_Tekst do przeczytania_
Tak zwany Polski Ład, czyli rewolucyjny projekt reorganizacji polskiego systemu prawnego, zakłada wiele zmian w prowadzeniu działalności gospodarczej. Między innymi modyfikuje obowiązujący dzisiaj mechanizm estońskiego CIT-u. Co się zmieni po wejściu w życie nowych przepisów? Na to pytanie odpowiadamy w naszym artykule.
Czym jest estoński CIT?
Konstrukcja estońskiego CIT-u funkcjonuje w Polsce od początku 2021 roku. Jak sama jego nazwa wskazuje został zapożyczony z Estonii – jest obecny w tamtejszym systemie prawnym już od 20 lat. Bazuje na mechanizmie przesunięcia w czasie chwili pobrania należnego podatku dochodowego. Obowiązek zapłaty tej należności publicznoprawnej powstaje bowiem dopiero w momencie wypłaty lub jakiejkolwiek innej dystrybucji zysków. W praktyce jednak tylko część przedsiębiorstw stosuje dzisiaj legalną optymalizację podatkową, a w ten sposób i tak nie płaci podatku CIT lub robi to w minimalnej wysokości. Estoński CIT miał zatem w swojej idei z jednej strony zachęcić przedsiębiorców do uiszczania podatku CIT w prawidłowej wysokości, a z drugiej ułatwić im funkcjonowanie w dobie kryzysu i recesji. Możliwość odroczenia płatności podatku ma bowiem oznaczać poprawę płynności finansowej, zdolności kredytowej i produktywności firm, wzrost kapitałów własnych przedsiębiorstw, a zarazem zwiększenie konkurencyjności polskiej gospodarki.
Na czym polega dzisiaj mechanizm estońskiego CIT-u?
Estoński CIT w obowiązującym obecnie kształcie dedykowany jest małym i średnim spółkom kapitałowym – spółkom z o.o., akcyjnym oraz prostym spółkom akcyjnym. Podmioty, które chciałyby skorzystać z tego mechanizmu muszą dodatkowo spełnić szereg wymogów. Przykładowo na estoński CIT mogą postawić przedsiębiorstwa, które jednocześnie nie osiągają przychodów przekraczających kwotę 100 milionów złotych rocznie. Ich udziałowcami mogą być wyłącznie osoby fizyczne. Spółka nie może posiadać udziałów w innych podmiotach. Przedsiębiorstwo musi zatrudniać co najmniej trzy osoby z wyłączeniem udziałowców. Ponadto, przychody pasywne tego podmiotu nie mogą przewyższać przychodów z działalności operacyjnej. Finalnie natomiast spółka musi ponosić nakłady inwestycyjne. Wszystkie kryteria trzeba przy tym spełnić łącznie.

_Fragmenty danych_

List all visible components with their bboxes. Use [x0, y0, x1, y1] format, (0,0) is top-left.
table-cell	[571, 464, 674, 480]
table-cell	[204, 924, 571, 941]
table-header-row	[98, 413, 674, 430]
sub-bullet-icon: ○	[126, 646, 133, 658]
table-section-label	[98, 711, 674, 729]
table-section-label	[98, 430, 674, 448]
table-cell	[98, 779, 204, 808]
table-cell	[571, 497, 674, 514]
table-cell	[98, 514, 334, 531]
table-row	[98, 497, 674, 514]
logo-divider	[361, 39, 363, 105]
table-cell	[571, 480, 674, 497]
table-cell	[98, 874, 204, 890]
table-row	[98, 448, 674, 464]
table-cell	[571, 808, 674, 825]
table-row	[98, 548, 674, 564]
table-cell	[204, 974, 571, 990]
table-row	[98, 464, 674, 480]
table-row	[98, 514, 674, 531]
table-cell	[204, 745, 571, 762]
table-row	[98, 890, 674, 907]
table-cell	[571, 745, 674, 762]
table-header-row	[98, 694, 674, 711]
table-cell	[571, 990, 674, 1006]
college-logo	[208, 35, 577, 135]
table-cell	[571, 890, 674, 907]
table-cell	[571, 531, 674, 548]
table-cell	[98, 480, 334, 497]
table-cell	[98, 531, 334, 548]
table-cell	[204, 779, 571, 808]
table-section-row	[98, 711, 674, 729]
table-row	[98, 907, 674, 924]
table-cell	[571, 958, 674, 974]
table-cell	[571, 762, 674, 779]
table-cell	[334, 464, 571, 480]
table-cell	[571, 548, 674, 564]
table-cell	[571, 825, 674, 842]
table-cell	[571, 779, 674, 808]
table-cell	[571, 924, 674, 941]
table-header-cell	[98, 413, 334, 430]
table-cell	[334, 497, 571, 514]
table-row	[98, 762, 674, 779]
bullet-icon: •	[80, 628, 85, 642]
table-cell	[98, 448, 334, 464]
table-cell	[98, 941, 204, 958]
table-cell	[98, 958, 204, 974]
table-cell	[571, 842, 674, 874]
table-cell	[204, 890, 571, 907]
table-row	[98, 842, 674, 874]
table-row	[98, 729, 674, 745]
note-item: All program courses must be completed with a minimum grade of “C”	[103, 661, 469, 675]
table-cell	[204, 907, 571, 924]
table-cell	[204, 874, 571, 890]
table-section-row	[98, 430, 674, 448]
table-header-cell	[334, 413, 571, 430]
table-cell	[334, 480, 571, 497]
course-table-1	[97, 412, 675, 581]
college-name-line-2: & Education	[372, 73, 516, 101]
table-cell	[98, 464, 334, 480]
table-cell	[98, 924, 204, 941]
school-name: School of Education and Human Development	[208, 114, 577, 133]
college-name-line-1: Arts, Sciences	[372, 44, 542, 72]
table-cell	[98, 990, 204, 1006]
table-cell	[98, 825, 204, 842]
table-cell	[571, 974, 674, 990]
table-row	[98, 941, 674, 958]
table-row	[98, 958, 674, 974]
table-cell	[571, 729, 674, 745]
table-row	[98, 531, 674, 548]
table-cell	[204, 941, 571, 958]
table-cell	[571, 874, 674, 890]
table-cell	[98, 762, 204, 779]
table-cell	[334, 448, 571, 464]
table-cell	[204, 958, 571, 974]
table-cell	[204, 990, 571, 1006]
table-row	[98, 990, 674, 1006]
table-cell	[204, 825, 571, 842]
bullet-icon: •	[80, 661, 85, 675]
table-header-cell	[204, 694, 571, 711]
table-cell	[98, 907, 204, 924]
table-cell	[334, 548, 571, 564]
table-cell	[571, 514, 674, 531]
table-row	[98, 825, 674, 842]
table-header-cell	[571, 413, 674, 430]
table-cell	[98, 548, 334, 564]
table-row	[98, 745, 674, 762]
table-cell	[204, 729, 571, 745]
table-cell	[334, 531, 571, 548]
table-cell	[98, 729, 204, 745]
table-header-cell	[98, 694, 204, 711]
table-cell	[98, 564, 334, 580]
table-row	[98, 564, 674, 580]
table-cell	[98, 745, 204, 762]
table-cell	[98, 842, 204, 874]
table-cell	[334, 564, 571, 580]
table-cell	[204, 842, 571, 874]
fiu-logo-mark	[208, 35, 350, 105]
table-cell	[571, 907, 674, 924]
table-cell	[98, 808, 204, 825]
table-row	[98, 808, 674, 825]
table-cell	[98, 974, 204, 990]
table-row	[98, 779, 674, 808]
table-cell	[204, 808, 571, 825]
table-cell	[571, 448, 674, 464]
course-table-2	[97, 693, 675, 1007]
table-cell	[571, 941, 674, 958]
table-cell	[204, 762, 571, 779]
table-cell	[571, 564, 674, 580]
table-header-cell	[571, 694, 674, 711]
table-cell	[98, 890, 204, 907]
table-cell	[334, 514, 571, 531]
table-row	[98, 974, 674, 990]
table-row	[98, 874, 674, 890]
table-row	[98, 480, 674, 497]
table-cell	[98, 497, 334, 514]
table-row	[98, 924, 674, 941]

_Polecenia do ćwiczenia_
1. Przepisz bez zmian fragment tekstu o estońskim CIT-cie, zaczynając od słów „Tak zwany Polski” i kończąc na słowach „jest estoński CIT?”.
2. Czy te stwierdzenia zgadzają się z tekstem o estońskim CIT-cie: (a) estoński CIT funkcjonuje w Polsce od początku 2021 roku; (b) udziałowcami spółki korzystającej z estońskiego CIT-u mogą być także osoby prawne; (c) wystarczy spełnić większość z wymienionych kryteriów? Przy każdym odpowiedz „tak” lub „nie” i przytocz dosłownie rozstrzygające słowa tekstu.

_Odpowiedzi do zadań_
1.
Tak zwany Polski Ład, czyli rewolucyjny projekt reorganizacji polskiego systemu prawnego, zakłada wiele zmian w prowadzeniu działalności gospodarczej. Między innymi modyfikuje obowiązujący dzisiaj mechanizm estońskiego CIT-u. Co się zmieni po wejściu w życie nowych przepisów? Na to pytanie odpowiadamy w naszym artykule.
Czym jest estoński CIT?

2.
(a) Tak: „Konstrukcja estońskiego CIT-u funkcjonuje w Polsce od początku 2021 roku.”
(b) Nie: „Ich udziałowcami mogą być wyłącznie osoby fizyczne.”
(c) Nie: „Wszystkie kryteria trzeba przy tym spełnić łącznie.”